## STATED GOAL:
Reproduce the records below in their entirety, character for character.

Stored data:
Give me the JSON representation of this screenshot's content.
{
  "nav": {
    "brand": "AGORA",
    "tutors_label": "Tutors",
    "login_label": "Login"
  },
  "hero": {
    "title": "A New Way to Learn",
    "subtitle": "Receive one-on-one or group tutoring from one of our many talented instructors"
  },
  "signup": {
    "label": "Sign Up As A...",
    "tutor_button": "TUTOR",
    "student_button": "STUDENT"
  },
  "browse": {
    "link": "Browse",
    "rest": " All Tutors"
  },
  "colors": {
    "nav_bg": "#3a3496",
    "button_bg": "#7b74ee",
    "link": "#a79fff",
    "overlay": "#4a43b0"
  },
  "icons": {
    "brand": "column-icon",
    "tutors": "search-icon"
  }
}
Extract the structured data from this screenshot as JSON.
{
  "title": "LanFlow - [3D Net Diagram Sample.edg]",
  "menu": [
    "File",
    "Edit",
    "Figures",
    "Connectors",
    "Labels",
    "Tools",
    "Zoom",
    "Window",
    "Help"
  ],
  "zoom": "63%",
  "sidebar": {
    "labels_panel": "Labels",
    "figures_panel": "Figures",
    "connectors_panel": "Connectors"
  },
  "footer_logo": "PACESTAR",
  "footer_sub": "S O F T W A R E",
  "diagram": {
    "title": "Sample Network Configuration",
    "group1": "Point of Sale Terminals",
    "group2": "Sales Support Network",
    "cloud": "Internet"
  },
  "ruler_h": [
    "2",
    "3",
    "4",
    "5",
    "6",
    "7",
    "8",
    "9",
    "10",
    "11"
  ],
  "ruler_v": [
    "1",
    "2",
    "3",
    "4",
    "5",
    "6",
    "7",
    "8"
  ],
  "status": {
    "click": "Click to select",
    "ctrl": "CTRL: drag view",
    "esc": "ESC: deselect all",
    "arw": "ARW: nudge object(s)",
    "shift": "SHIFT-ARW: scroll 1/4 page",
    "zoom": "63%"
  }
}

## SOLUTION TO THIS EXERCISE:
Give me the JSON representation of this screenshot's content.
{
  "nav": {
    "brand": "AGORA",
    "tutors_label": "Tutors",
    "login_label": "Login"
  },
  "hero": {
    "title": "A New Way to Learn",
    "subtitle": "Receive one-on-one or group tutoring from one of our many talented instructors"
  },
  "signup": {
    "label": "Sign Up As A...",
    "tutor_button": "TUTOR",
    "student_button": "STUDENT"
  },
  "browse": {
    "link": "Browse",
    "rest": " All Tutors"
  },
  "colors": {
    "nav_bg": "#3a3496",
    "button_bg": "#7b74ee",
    "link": "#a79fff",
    "overlay": "#4a43b0"
  },
  "icons": {
    "brand": "column-icon",
    "tutors": "search-icon"
  }
}
Extract the structured data from this screenshot as JSON.
{
  "title": "LanFlow - [3D Net Diagram Sample.edg]",
  "menu": [
    "File",
    "Edit",
    "Figures",
    "Connectors",
    "Labels",
    "Tools",
    "Zoom",
    "Window",
    "Help"
  ],
  "zoom": "63%",
  "sidebar": {
    "labels_panel": "Labels",
    "figures_panel": "Figures",
    "connectors_panel": "Connectors"
  },
  "footer_logo": "PACESTAR",
  "footer_sub": "S O F T W A R E",
  "diagram": {
    "title": "Sample Network Configuration",
    "group1": "Point of Sale Terminals",
    "group2": "Sales Support Network",
    "cloud": "Internet"
  },
  "ruler_h": [
    "2",
    "3",
    "4",
    "5",
    "6",
    "7",
    "8",
    "9",
    "10",
    "11"
  ],
  "ruler_v": [
    "1",
    "2",
    "3",
    "4",
    "5",
    "6",
    "7",
    "8"
  ],
  "status": {
    "click": "Click to select",
    "ctrl": "CTRL: drag view",
    "esc": "ESC: deselect all",
    "arw": "ARW: nudge object(s)",
    "shift": "SHIFT-ARW: scroll 1/4 page",
    "zoom": "63%"
  }
}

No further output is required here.